▸ **Your goal**
Below are records; reproduce exactly the lines from the one containing "What text is on this page?" through the end, both included, and only those.

▸ **Data provided**
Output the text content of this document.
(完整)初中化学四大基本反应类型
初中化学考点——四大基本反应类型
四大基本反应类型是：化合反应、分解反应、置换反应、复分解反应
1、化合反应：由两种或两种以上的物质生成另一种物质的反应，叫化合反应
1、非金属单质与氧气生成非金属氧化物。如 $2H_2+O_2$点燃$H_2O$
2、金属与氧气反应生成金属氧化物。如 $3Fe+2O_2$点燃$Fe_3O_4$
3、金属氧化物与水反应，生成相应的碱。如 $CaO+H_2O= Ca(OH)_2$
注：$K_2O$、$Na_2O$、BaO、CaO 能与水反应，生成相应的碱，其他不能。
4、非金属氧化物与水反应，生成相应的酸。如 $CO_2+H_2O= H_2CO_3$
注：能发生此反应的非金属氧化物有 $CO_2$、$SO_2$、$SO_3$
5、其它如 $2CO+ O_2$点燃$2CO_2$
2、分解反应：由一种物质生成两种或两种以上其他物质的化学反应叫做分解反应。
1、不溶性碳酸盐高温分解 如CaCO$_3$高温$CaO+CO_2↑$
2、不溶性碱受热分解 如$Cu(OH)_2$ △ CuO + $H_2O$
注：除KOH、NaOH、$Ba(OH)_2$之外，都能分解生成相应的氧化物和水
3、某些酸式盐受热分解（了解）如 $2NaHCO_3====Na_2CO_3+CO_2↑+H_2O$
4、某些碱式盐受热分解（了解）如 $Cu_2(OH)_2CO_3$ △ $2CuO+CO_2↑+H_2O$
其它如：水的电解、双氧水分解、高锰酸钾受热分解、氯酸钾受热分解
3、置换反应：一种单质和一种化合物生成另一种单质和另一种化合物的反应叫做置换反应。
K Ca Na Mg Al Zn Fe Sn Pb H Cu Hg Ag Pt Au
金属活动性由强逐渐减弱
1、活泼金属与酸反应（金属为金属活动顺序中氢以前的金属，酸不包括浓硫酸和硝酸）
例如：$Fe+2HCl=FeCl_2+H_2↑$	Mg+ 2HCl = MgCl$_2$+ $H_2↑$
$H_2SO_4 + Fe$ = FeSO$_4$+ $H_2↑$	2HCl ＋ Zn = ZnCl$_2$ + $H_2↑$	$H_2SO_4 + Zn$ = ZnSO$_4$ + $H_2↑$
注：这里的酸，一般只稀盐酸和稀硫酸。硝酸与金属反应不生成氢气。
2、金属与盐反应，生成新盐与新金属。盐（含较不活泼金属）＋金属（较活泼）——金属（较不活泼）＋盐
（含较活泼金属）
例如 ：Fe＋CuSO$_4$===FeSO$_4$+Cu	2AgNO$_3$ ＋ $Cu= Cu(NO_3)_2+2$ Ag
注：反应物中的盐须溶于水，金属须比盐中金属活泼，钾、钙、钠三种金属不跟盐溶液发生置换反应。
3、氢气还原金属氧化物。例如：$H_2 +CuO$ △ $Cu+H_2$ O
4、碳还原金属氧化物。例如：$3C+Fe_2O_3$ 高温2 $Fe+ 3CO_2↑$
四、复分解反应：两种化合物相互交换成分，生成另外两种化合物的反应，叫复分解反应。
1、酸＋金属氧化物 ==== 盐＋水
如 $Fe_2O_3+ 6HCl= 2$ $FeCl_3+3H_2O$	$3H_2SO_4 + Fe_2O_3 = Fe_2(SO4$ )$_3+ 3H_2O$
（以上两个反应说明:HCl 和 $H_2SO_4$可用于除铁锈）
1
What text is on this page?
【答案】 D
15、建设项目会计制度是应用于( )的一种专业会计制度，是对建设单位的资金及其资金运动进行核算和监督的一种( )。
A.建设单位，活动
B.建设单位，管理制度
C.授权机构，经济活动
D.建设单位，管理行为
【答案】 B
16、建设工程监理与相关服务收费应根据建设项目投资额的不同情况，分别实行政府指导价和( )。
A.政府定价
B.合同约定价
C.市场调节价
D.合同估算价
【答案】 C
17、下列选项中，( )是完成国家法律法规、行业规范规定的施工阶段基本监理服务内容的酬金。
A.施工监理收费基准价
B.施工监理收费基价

▸ **Expected answer**
What text is on this page?
【答案】 D
15、建设项目会计制度是应用于( )的一种专业会计制度，是对建设单位的资金及其资金运动进行核算和监督的一种( )。
A.建设单位，活动
B.建设单位，管理制度
C.授权机构，经济活动
D.建设单位，管理行为
【答案】 B
16、建设工程监理与相关服务收费应根据建设项目投资额的不同情况，分别实行政府指导价和( )。
A.政府定价
B.合同约定价
C.市场调节价
D.合同估算价
【答案】 C
17、下列选项中，( )是完成国家法律法规、行业规范规定的施工阶段基本监理服务内容的酬金。
A.施工监理收费基准价
B.施工监理收费基价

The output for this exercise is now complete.